[Records from a data source]
::::::
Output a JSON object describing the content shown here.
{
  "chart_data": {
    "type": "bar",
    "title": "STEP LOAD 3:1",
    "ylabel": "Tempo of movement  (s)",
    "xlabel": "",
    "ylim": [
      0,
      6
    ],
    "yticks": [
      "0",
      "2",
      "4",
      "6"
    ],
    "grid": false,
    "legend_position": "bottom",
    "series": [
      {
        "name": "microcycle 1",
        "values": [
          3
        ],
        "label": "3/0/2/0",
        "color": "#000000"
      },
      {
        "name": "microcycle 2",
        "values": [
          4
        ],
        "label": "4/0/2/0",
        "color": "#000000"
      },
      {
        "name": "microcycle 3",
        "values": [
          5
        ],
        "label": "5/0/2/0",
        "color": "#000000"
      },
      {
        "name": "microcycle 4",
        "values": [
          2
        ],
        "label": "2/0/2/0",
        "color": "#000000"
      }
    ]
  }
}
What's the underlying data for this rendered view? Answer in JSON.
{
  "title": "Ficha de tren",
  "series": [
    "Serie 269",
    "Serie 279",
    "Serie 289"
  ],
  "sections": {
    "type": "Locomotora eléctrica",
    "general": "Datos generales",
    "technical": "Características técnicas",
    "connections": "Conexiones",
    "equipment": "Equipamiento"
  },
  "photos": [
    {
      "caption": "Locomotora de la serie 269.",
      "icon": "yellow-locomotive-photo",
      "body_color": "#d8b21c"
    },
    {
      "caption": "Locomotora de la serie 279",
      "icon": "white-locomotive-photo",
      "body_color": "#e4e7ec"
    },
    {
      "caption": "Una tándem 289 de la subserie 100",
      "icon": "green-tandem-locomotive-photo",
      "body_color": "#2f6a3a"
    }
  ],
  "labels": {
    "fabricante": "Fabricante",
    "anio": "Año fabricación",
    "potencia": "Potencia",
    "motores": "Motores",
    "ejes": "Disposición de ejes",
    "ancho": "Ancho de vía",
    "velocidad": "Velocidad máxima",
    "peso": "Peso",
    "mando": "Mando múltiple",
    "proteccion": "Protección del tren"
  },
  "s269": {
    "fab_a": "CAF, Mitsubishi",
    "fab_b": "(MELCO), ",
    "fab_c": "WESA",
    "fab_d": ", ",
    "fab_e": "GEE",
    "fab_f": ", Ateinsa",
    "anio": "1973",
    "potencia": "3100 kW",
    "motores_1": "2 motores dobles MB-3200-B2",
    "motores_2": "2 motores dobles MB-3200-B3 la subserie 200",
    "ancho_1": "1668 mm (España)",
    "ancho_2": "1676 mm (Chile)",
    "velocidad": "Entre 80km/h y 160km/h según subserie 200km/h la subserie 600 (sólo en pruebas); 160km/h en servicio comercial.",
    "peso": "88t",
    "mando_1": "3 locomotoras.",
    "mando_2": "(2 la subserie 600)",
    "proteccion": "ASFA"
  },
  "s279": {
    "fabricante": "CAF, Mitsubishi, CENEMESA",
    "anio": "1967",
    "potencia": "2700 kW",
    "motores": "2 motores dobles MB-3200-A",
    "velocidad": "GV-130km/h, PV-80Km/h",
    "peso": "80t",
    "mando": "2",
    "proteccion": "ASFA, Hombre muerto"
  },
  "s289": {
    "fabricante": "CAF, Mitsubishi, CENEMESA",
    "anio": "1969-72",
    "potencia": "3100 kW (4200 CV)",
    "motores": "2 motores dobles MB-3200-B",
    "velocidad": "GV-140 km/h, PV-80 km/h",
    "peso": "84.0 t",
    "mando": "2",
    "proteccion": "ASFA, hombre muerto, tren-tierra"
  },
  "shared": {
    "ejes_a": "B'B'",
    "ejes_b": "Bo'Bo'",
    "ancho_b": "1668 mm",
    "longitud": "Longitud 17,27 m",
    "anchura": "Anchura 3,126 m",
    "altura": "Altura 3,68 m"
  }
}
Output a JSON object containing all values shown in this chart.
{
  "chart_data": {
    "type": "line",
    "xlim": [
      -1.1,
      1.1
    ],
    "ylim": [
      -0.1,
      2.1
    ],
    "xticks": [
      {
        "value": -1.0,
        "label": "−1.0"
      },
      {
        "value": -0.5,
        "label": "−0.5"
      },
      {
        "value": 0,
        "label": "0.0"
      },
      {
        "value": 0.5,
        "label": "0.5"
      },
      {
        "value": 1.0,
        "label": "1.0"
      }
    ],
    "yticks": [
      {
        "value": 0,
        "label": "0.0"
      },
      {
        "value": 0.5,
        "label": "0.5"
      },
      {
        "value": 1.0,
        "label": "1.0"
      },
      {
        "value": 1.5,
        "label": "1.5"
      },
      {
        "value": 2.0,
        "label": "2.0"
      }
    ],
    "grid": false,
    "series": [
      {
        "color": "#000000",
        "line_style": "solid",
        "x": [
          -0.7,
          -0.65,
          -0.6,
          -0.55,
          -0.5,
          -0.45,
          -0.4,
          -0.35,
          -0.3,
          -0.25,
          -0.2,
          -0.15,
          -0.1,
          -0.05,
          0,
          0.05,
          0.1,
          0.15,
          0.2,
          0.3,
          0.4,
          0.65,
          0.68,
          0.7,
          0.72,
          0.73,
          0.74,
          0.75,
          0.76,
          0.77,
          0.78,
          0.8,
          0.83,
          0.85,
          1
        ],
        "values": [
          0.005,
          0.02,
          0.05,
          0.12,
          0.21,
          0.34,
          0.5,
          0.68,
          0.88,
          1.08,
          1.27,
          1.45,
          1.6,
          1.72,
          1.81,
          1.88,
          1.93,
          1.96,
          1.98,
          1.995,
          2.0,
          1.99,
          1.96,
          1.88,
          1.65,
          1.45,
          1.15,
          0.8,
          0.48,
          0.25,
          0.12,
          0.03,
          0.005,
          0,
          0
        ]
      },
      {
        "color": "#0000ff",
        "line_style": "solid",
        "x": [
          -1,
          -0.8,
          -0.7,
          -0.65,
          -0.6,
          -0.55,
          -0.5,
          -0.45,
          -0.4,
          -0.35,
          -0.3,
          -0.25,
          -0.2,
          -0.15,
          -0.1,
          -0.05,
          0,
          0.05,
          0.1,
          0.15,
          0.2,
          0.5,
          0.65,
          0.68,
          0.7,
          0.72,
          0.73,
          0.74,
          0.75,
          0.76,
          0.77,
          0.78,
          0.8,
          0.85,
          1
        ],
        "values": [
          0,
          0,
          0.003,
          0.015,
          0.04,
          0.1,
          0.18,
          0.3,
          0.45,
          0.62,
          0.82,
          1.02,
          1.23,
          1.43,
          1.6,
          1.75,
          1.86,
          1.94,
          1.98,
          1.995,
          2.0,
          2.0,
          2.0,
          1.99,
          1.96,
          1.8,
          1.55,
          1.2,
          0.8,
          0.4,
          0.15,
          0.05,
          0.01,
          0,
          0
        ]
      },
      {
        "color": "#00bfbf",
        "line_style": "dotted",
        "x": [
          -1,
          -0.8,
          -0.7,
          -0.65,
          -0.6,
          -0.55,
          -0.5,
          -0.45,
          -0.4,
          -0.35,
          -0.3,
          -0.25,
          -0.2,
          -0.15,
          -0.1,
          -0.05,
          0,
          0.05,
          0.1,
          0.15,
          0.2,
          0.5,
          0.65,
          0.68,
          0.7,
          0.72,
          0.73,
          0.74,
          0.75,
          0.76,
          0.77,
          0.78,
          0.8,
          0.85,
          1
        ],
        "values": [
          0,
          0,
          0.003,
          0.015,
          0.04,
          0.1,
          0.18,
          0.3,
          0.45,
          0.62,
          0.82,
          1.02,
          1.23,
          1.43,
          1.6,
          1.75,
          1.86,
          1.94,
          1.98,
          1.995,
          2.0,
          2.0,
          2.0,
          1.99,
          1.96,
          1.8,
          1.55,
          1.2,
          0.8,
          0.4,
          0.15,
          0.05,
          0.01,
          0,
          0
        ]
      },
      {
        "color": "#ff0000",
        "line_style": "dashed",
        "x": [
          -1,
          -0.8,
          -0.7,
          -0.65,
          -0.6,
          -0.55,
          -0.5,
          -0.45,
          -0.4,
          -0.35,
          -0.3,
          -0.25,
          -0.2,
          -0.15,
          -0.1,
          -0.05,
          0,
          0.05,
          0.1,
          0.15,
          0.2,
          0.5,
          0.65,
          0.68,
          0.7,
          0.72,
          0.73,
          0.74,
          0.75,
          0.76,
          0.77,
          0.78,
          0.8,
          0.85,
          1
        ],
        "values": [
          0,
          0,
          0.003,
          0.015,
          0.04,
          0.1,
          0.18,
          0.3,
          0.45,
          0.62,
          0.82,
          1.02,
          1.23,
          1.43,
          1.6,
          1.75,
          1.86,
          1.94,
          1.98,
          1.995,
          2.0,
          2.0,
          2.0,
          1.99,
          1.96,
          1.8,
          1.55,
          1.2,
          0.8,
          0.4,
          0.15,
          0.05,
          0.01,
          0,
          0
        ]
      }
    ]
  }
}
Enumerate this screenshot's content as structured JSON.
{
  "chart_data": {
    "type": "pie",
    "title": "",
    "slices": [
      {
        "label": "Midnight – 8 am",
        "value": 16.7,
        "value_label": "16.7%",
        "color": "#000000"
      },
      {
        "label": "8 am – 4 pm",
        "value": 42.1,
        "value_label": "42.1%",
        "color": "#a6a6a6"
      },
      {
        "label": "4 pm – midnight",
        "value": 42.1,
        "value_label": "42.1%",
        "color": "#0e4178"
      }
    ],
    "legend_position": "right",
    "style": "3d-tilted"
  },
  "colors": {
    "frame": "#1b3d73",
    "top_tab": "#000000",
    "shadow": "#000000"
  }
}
::::::
Pull out all lines containing "object".

Output a JSON object describing the content shown here.
Output a JSON object containing all values shown in this chart.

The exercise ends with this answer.